> _Given information_
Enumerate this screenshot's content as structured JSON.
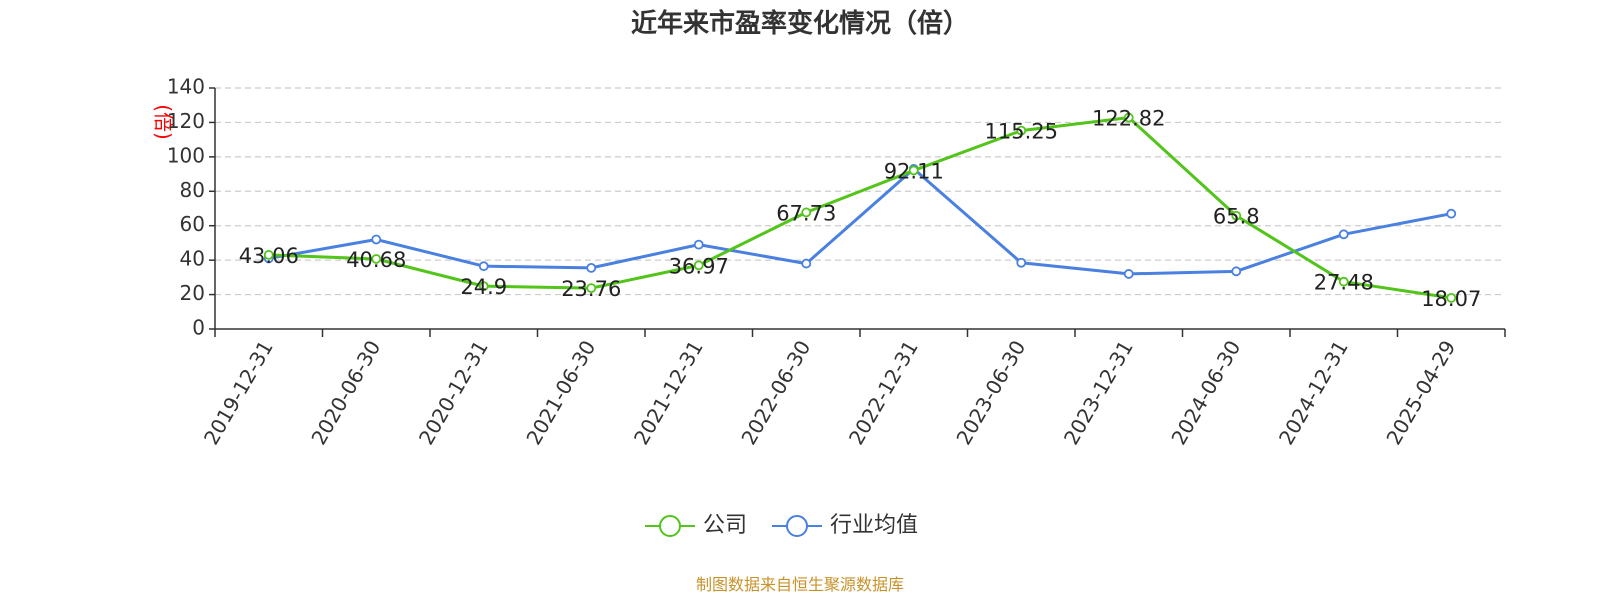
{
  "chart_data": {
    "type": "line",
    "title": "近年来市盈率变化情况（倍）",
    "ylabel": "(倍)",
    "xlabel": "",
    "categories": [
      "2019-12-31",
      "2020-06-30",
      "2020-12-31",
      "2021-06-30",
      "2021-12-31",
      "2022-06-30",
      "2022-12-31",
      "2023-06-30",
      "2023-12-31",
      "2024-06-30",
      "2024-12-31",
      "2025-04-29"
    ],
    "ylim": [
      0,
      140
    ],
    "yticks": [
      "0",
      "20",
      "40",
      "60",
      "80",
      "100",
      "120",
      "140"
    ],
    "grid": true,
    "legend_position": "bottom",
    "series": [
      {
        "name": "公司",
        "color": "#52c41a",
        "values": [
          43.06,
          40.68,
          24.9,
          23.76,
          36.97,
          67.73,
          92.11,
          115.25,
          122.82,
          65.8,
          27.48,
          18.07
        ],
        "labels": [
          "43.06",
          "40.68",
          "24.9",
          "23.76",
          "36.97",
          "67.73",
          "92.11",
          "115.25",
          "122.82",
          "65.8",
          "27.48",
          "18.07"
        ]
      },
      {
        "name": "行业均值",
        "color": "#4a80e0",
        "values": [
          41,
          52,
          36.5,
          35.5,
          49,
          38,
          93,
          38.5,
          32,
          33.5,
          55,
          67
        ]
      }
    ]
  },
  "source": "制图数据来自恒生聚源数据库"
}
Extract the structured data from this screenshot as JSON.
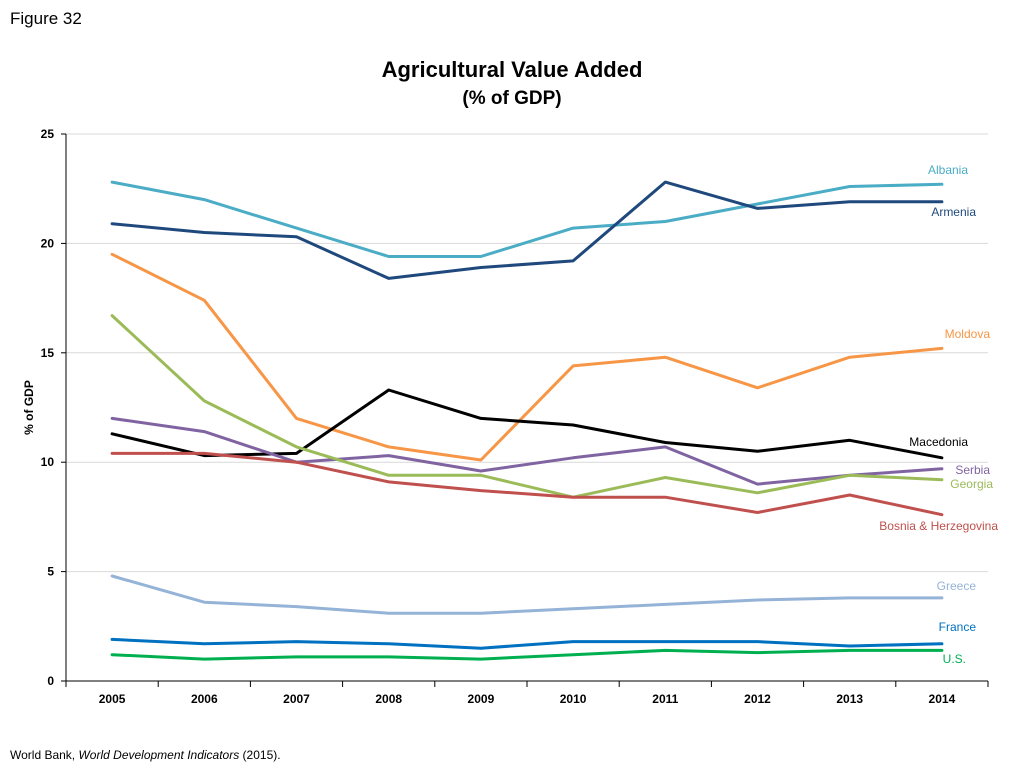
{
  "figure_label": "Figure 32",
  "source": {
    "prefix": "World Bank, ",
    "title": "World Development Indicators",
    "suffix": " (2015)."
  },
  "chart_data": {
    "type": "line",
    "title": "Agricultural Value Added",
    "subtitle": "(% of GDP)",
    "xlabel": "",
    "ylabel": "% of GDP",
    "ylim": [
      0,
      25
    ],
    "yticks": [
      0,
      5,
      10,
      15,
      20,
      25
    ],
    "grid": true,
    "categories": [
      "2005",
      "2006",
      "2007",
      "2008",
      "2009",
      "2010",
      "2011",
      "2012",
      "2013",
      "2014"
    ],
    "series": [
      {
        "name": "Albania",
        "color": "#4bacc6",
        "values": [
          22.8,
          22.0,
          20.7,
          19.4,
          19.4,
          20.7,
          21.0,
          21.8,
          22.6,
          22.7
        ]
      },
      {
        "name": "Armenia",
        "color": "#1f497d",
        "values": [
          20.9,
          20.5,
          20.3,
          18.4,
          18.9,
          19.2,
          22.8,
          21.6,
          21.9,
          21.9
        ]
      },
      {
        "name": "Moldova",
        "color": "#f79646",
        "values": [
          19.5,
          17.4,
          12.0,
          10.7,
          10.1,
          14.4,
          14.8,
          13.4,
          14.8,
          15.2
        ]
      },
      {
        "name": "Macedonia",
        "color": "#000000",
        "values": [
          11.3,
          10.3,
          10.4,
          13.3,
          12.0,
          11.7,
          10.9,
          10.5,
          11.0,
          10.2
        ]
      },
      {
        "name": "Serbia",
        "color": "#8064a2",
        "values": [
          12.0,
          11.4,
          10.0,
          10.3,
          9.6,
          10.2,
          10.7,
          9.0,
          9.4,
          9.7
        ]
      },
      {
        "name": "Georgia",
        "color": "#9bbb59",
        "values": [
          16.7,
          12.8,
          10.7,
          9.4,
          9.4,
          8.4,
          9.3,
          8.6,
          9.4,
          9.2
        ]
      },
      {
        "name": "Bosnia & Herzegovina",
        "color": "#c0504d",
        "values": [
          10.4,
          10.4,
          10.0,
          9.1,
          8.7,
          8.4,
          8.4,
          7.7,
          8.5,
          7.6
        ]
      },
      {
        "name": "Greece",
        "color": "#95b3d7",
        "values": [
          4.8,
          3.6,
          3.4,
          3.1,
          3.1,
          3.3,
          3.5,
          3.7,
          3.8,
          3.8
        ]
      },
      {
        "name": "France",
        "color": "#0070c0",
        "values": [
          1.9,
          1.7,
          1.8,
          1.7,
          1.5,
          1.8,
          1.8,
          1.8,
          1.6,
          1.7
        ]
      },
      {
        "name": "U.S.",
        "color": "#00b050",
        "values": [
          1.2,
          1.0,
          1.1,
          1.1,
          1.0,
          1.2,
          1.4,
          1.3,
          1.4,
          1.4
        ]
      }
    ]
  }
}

> _What is expected_
Without including any picture, repeat the data exactly.

> _Response_
Enumerate this screenshot's content as structured JSON.
{
  "chart_data": {
    "type": "line",
    "title": "近年来市盈率变化情况（倍）",
    "ylabel": "(倍)",
    "xlabel": "",
    "categories": [
      "2019-12-31",
      "2020-06-30",
      "2020-12-31",
      "2021-06-30",
      "2021-12-31",
      "2022-06-30",
      "2022-12-31",
      "2023-06-30",
      "2023-12-31",
      "2024-06-30",
      "2024-12-31",
      "2025-04-29"
    ],
    "ylim": [
      0,
      140
    ],
    "yticks": [
      "0",
      "20",
      "40",
      "60",
      "80",
      "100",
      "120",
      "140"
    ],
    "grid": true,
    "legend_position": "bottom",
    "series": [
      {
        "name": "公司",
        "color": "#52c41a",
        "values": [
          43.06,
          40.68,
          24.9,
          23.76,
          36.97,
          67.73,
          92.11,
          115.25,
          122.82,
          65.8,
          27.48,
          18.07
        ],
        "labels": [
          "43.06",
          "40.68",
          "24.9",
          "23.76",
          "36.97",
          "67.73",
          "92.11",
          "115.25",
          "122.82",
          "65.8",
          "27.48",
          "18.07"
        ]
      },
      {
        "name": "行业均值",
        "color": "#4a80e0",
        "values": [
          41,
          52,
          36.5,
          35.5,
          49,
          38,
          93,
          38.5,
          32,
          33.5,
          55,
          67
        ]
      }
    ]
  },
  "source": "制图数据来自恒生聚源数据库"
}
Extract the structured data from this screenshot as JSON.
{
  "figure_label": "Figure 32",
  "source": {
    "prefix": "World Bank, ",
    "title": "World Development Indicators",
    "suffix": " (2015)."
  },
  "chart_data": {
    "type": "line",
    "title": "Agricultural Value Added",
    "subtitle": "(% of GDP)",
    "xlabel": "",
    "ylabel": "% of GDP",
    "ylim": [
      0,
      25
    ],
    "yticks": [
      0,
      5,
      10,
      15,
      20,
      25
    ],
    "grid": true,
    "categories": [
      "2005",
      "2006",
      "2007",
      "2008",
      "2009",
      "2010",
      "2011",
      "2012",
      "2013",
      "2014"
    ],
    "series": [
      {
        "name": "Albania",
        "color": "#4bacc6",
        "values": [
          22.8,
          22.0,
          20.7,
          19.4,
          19.4,
          20.7,
          21.0,
          21.8,
          22.6,
          22.7
        ]
      },
      {
        "name": "Armenia",
        "color": "#1f497d",
        "values": [
          20.9,
          20.5,
          20.3,
          18.4,
          18.9,
          19.2,
          22.8,
          21.6,
          21.9,
          21.9
        ]
      },
      {
        "name": "Moldova",
        "color": "#f79646",
        "values": [
          19.5,
          17.4,
          12.0,
          10.7,
          10.1,
          14.4,
          14.8,
          13.4,
          14.8,
          15.2
        ]
      },
      {
        "name": "Macedonia",
        "color": "#000000",
        "values": [
          11.3,
          10.3,
          10.4,
          13.3,
          12.0,
          11.7,
          10.9,
          10.5,
          11.0,
          10.2
        ]
      },
      {
        "name": "Serbia",
        "color": "#8064a2",
        "values": [
          12.0,
          11.4,
          10.0,
          10.3,
          9.6,
          10.2,
          10.7,
          9.0,
          9.4,
          9.7
        ]
      },
      {
        "name": "Georgia",
        "color": "#9bbb59",
        "values": [
          16.7,
          12.8,
          10.7,
          9.4,
          9.4,
          8.4,
          9.3,
          8.6,
          9.4,
          9.2
        ]
      },
      {
        "name": "Bosnia & Herzegovina",
        "color": "#c0504d",
        "values": [
          10.4,
          10.4,
          10.0,
          9.1,
          8.7,
          8.4,
          8.4,
          7.7,
          8.5,
          7.6
        ]
      },
      {
        "name": "Greece",
        "color": "#95b3d7",
        "values": [
          4.8,
          3.6,
          3.4,
          3.1,
          3.1,
          3.3,
          3.5,
          3.7,
          3.8,
          3.8
        ]
      },
      {
        "name": "France",
        "color": "#0070c0",
        "values": [
          1.9,
          1.7,
          1.8,
          1.7,
          1.5,
          1.8,
          1.8,
          1.8,
          1.6,
          1.7
        ]
      },
      {
        "name": "U.S.",
        "color": "#00b050",
        "values": [
          1.2,
          1.0,
          1.1,
          1.1,
          1.0,
          1.2,
          1.4,
          1.3,
          1.4,
          1.4
        ]
      }
    ]
  }
}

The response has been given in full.